▶ WHAT TO WORK ON: Show every line of the records below that contains the word "batteries".

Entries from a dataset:

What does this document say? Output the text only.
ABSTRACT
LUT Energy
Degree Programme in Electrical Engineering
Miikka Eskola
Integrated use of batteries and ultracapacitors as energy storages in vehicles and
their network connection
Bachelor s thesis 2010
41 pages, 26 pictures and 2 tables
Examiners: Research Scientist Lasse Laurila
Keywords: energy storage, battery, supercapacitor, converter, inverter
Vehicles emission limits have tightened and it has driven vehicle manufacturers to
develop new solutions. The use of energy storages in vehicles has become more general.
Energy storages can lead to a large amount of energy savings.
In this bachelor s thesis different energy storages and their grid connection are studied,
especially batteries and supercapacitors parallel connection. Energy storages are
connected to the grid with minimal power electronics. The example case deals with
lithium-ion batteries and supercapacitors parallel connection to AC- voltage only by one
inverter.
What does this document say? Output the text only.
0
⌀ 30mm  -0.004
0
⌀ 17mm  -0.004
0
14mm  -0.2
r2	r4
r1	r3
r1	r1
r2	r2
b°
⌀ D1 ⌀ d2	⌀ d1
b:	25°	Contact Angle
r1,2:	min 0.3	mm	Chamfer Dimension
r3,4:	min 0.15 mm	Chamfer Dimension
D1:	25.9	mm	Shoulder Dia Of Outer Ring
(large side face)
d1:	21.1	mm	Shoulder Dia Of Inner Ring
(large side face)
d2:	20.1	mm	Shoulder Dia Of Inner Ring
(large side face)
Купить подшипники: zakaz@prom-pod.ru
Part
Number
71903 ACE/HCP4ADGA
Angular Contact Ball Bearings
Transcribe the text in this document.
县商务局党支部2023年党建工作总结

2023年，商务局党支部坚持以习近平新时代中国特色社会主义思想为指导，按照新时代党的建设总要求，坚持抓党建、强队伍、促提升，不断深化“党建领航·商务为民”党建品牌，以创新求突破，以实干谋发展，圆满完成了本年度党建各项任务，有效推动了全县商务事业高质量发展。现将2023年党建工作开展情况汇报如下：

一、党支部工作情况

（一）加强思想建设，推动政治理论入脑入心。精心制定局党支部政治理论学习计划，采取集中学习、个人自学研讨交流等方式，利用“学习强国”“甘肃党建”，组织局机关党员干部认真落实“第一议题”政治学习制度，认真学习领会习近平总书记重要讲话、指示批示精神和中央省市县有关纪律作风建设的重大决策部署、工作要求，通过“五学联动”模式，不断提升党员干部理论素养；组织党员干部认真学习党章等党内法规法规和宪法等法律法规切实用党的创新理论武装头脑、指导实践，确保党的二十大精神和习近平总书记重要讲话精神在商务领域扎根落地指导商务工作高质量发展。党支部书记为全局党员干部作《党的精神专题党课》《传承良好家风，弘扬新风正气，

▶ EXERCISE RESPONSE:
Integrated use of batteries and ultracapacitors as energy storages in vehicles and
especially batteries and supercapacitors parallel connection. Energy storages are
lithium-ion batteries and supercapacitors parallel connection to AC- voltage only by one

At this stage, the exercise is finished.